**WRITTEN REQUEST**
Search the records that follow and extract every line containing the string "JSON".

**Records from a data collection**
---
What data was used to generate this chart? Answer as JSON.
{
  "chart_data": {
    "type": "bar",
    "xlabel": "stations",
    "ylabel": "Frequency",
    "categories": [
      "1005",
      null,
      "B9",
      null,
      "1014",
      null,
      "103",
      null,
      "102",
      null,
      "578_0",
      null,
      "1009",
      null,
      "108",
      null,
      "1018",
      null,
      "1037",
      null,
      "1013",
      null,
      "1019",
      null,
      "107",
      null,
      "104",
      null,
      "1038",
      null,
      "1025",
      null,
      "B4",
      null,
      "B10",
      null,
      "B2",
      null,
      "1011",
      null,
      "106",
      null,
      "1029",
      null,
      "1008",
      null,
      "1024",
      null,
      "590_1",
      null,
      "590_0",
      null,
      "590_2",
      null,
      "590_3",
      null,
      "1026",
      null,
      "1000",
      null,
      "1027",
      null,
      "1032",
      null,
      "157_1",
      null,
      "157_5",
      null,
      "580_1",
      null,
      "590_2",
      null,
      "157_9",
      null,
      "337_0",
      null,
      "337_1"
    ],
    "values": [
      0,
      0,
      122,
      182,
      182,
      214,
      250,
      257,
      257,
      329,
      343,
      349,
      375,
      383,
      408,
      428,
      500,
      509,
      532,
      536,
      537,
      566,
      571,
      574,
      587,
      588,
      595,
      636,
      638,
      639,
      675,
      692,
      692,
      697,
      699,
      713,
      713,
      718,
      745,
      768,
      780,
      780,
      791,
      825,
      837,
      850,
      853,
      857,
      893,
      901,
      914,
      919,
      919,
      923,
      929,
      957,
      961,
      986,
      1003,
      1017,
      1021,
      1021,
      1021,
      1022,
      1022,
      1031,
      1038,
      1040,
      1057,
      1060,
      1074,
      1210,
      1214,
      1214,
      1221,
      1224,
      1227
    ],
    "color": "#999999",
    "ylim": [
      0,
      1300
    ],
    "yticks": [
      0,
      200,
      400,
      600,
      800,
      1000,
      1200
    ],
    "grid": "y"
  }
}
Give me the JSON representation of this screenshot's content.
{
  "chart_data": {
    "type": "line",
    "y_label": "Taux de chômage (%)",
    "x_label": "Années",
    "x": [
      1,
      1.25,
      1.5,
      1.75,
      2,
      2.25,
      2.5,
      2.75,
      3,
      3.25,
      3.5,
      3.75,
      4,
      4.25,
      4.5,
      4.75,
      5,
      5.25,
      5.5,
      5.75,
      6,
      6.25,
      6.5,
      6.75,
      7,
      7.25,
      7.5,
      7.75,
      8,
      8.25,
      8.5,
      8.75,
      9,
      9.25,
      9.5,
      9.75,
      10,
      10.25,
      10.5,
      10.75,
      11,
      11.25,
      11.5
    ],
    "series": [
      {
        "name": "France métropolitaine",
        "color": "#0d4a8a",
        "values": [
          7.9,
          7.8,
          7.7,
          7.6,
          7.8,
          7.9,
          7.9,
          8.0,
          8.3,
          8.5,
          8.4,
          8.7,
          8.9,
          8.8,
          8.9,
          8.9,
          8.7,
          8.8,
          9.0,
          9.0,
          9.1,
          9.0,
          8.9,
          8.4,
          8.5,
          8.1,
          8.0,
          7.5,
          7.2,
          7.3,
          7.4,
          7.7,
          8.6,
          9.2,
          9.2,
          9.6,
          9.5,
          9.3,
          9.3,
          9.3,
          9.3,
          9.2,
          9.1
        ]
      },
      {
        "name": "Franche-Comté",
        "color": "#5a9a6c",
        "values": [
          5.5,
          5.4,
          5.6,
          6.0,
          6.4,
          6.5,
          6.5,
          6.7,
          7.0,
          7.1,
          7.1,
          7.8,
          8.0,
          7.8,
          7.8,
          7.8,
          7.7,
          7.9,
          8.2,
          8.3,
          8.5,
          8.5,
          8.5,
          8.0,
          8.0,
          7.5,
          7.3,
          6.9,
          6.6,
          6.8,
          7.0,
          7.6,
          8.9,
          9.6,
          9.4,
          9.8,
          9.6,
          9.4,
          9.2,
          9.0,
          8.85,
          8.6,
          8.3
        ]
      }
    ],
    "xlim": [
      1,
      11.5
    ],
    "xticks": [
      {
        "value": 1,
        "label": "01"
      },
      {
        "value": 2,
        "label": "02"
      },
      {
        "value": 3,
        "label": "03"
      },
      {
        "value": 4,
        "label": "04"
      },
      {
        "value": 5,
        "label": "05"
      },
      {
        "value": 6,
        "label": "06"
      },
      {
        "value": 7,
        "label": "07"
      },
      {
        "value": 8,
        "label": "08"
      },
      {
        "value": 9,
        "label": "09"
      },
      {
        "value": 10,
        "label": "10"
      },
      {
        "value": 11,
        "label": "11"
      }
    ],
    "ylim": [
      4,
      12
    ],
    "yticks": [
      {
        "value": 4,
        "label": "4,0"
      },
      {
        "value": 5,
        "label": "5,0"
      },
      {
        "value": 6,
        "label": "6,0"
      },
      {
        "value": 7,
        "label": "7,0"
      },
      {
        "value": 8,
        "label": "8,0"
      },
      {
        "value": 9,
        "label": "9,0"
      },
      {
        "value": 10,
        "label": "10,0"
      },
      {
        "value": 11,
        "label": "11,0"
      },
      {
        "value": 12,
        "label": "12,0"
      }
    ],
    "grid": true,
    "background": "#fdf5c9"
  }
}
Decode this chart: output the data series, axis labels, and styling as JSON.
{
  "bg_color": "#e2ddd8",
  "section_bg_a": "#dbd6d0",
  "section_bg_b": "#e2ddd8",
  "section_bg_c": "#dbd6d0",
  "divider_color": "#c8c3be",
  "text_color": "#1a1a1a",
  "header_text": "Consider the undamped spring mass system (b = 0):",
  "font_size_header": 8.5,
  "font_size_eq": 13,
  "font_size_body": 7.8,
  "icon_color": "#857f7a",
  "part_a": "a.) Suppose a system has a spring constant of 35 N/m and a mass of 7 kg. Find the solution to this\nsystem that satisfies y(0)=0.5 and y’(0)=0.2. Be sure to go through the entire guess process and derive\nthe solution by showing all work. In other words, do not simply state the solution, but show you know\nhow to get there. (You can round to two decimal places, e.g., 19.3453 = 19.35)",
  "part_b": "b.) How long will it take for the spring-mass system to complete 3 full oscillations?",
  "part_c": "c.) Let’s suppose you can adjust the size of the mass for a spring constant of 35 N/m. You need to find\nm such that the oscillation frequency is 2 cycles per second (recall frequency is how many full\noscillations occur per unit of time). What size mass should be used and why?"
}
---
**RESULT FOR THIS EXERCISE**
What data was used to generate this chart? Answer as JSON.
Give me the JSON representation of this screenshot's content.
Decode this chart: output the data series, axis labels, and styling as JSON.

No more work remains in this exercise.